#### [Data records]
------------------------------

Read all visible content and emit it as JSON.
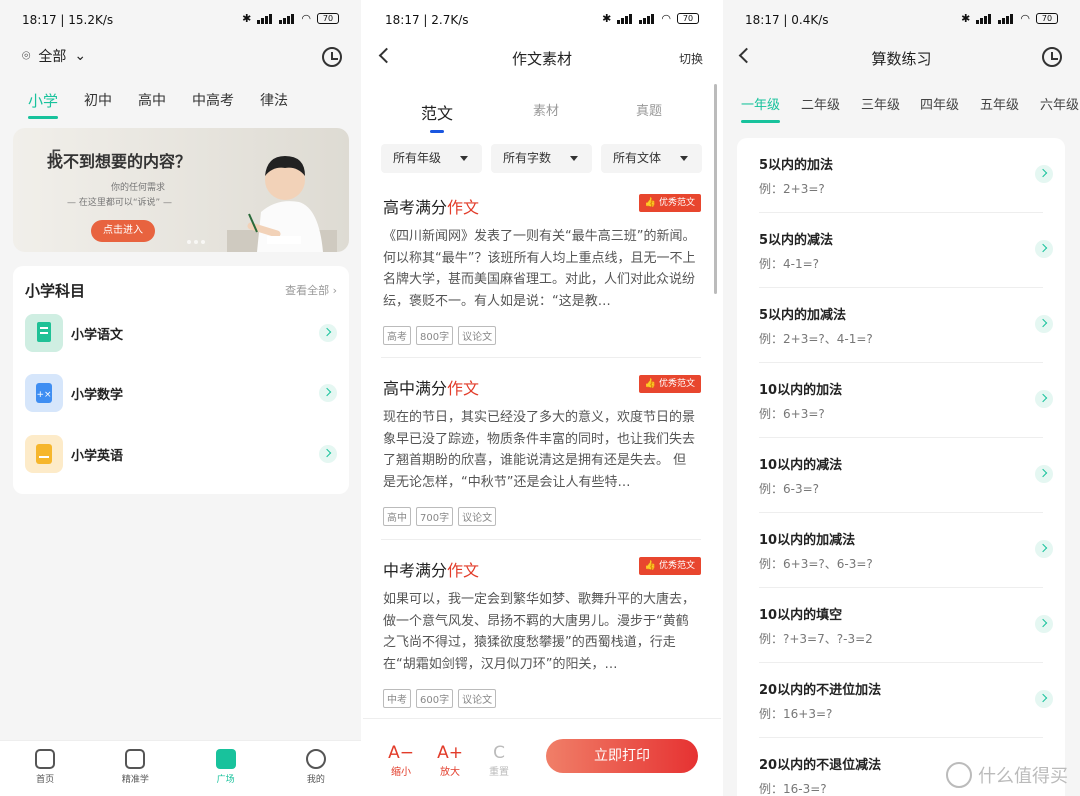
{
  "panel1": {
    "status": {
      "time_speed": "18:17 | 15.2K/s",
      "battery": "70"
    },
    "location_label": "全部",
    "tabs": [
      "小学",
      "初中",
      "高中",
      "中高考",
      "律法"
    ],
    "banner": {
      "title": "找不到想要的内容？",
      "line1": "你的任何需求",
      "line2": "— 在这里都可以“诉说” —",
      "button": "点击进入"
    },
    "section_title": "小学科目",
    "section_more": "查看全部",
    "subjects": [
      {
        "name": "小学语文",
        "color": "#cfeee2"
      },
      {
        "name": "小学数学",
        "color": "#d6e6fb"
      },
      {
        "name": "小学英语",
        "color": "#fdebc9"
      }
    ],
    "nav": [
      "首页",
      "精准学",
      "广场",
      "我的"
    ]
  },
  "panel2": {
    "status": {
      "time_speed": "18:17 | 2.7K/s",
      "battery": "70"
    },
    "title": "作文素材",
    "right_action": "切换",
    "tabs": [
      "范文",
      "素材",
      "真题"
    ],
    "filters": [
      "所有年级",
      "所有字数",
      "所有文体"
    ],
    "badge_label": "优秀范文",
    "articles": [
      {
        "title_a": "高考满分",
        "title_b": "作文",
        "body": "《四川新闻网》发表了一则有关“最牛高三班”的新闻。何以称其“最牛”？该班所有人均上重点线，且无一不上名牌大学，甚而美国麻省理工。对此，人们对此众说纷纭，褒贬不一。有人如是说：“这是教…",
        "tags": [
          "高考",
          "800字",
          "议论文"
        ]
      },
      {
        "title_a": "高中满分",
        "title_b": "作文",
        "body": "现在的节日，其实已经没了多大的意义，欢度节日的景象早已没了踪迹，物质条件丰富的同时，也让我们失去了翘首期盼的欣喜，谁能说清这是拥有还是失去。 但是无论怎样，“中秋节”还是会让人有些特…",
        "tags": [
          "高中",
          "700字",
          "议论文"
        ]
      },
      {
        "title_a": "中考满分",
        "title_b": "作文",
        "body": "如果可以，我一定会到繁华如梦、歌舞升平的大唐去，做一个意气风发、昂扬不羁的大唐男儿。漫步于“黄鹤之飞尚不得过，猿猱欲度愁攀援”的西蜀栈道，行走在“胡霜如剑锷，汉月似刀环”的阳关，…",
        "tags": [
          "中考",
          "600字",
          "议论文"
        ]
      }
    ],
    "bottom": {
      "shrink_icon": "A−",
      "shrink": "缩小",
      "enlarge_icon": "A+",
      "enlarge": "放大",
      "reset_icon": "C",
      "reset": "重置",
      "print": "立即打印"
    }
  },
  "panel3": {
    "status": {
      "time_speed": "18:17 | 0.4K/s",
      "battery": "70"
    },
    "title": "算数练习",
    "grades": [
      "一年级",
      "二年级",
      "三年级",
      "四年级",
      "五年级",
      "六年级"
    ],
    "items": [
      {
        "title": "5以内的加法",
        "example": "例：2+3=?"
      },
      {
        "title": "5以内的减法",
        "example": "例：4-1=?"
      },
      {
        "title": "5以内的加减法",
        "example": "例：2+3=?、4-1=?"
      },
      {
        "title": "10以内的加法",
        "example": "例：6+3=?"
      },
      {
        "title": "10以内的减法",
        "example": "例：6-3=?"
      },
      {
        "title": "10以内的加减法",
        "example": "例：6+3=?、6-3=?"
      },
      {
        "title": "10以内的填空",
        "example": "例：?+3=7、?-3=2"
      },
      {
        "title": "20以内的不进位加法",
        "example": "例：16+3=?"
      },
      {
        "title": "20以内的不退位减法",
        "example": "例：16-3=?"
      }
    ],
    "watermark": "什么值得买"
  },
  "colors": {
    "accent_green": "#18c29c",
    "accent_red": "#e23c2a",
    "tab_blue": "#1a56e0"
  }
}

------------------------------

#### [Exercise instructions]
Return each line of the data, keeping its wording exact and omitting pictures.

#### [Answer to this exercise]
Read all visible content and emit it as JSON.
{
  "panel1": {
    "status": {
      "time_speed": "18:17 | 15.2K/s",
      "battery": "70"
    },
    "location_label": "全部",
    "tabs": [
      "小学",
      "初中",
      "高中",
      "中高考",
      "律法"
    ],
    "banner": {
      "title": "找不到想要的内容？",
      "line1": "你的任何需求",
      "line2": "— 在这里都可以“诉说” —",
      "button": "点击进入"
    },
    "section_title": "小学科目",
    "section_more": "查看全部",
    "subjects": [
      {
        "name": "小学语文",
        "color": "#cfeee2"
      },
      {
        "name": "小学数学",
        "color": "#d6e6fb"
      },
      {
        "name": "小学英语",
        "color": "#fdebc9"
      }
    ],
    "nav": [
      "首页",
      "精准学",
      "广场",
      "我的"
    ]
  },
  "panel2": {
    "status": {
      "time_speed": "18:17 | 2.7K/s",
      "battery": "70"
    },
    "title": "作文素材",
    "right_action": "切换",
    "tabs": [
      "范文",
      "素材",
      "真题"
    ],
    "filters": [
      "所有年级",
      "所有字数",
      "所有文体"
    ],
    "badge_label": "优秀范文",
    "articles": [
      {
        "title_a": "高考满分",
        "title_b": "作文",
        "body": "《四川新闻网》发表了一则有关“最牛高三班”的新闻。何以称其“最牛”？该班所有人均上重点线，且无一不上名牌大学，甚而美国麻省理工。对此，人们对此众说纷纭，褒贬不一。有人如是说：“这是教…",
        "tags": [
          "高考",
          "800字",
          "议论文"
        ]
      },
      {
        "title_a": "高中满分",
        "title_b": "作文",
        "body": "现在的节日，其实已经没了多大的意义，欢度节日的景象早已没了踪迹，物质条件丰富的同时，也让我们失去了翘首期盼的欣喜，谁能说清这是拥有还是失去。 但是无论怎样，“中秋节”还是会让人有些特…",
        "tags": [
          "高中",
          "700字",
          "议论文"
        ]
      },
      {
        "title_a": "中考满分",
        "title_b": "作文",
        "body": "如果可以，我一定会到繁华如梦、歌舞升平的大唐去，做一个意气风发、昂扬不羁的大唐男儿。漫步于“黄鹤之飞尚不得过，猿猱欲度愁攀援”的西蜀栈道，行走在“胡霜如剑锷，汉月似刀环”的阳关，…",
        "tags": [
          "中考",
          "600字",
          "议论文"
        ]
      }
    ],
    "bottom": {
      "shrink_icon": "A−",
      "shrink": "缩小",
      "enlarge_icon": "A+",
      "enlarge": "放大",
      "reset_icon": "C",
      "reset": "重置",
      "print": "立即打印"
    }
  },
  "panel3": {
    "status": {
      "time_speed": "18:17 | 0.4K/s",
      "battery": "70"
    },
    "title": "算数练习",
    "grades": [
      "一年级",
      "二年级",
      "三年级",
      "四年级",
      "五年级",
      "六年级"
    ],
    "items": [
      {
        "title": "5以内的加法",
        "example": "例：2+3=?"
      },
      {
        "title": "5以内的减法",
        "example": "例：4-1=?"
      },
      {
        "title": "5以内的加减法",
        "example": "例：2+3=?、4-1=?"
      },
      {
        "title": "10以内的加法",
        "example": "例：6+3=?"
      },
      {
        "title": "10以内的减法",
        "example": "例：6-3=?"
      },
      {
        "title": "10以内的加减法",
        "example": "例：6+3=?、6-3=?"
      },
      {
        "title": "10以内的填空",
        "example": "例：?+3=7、?-3=2"
      },
      {
        "title": "20以内的不进位加法",
        "example": "例：16+3=?"
      },
      {
        "title": "20以内的不退位减法",
        "example": "例：16-3=?"
      }
    ],
    "watermark": "什么值得买"
  },
  "colors": {
    "accent_green": "#18c29c",
    "accent_red": "#e23c2a",
    "tab_blue": "#1a56e0"
  }
}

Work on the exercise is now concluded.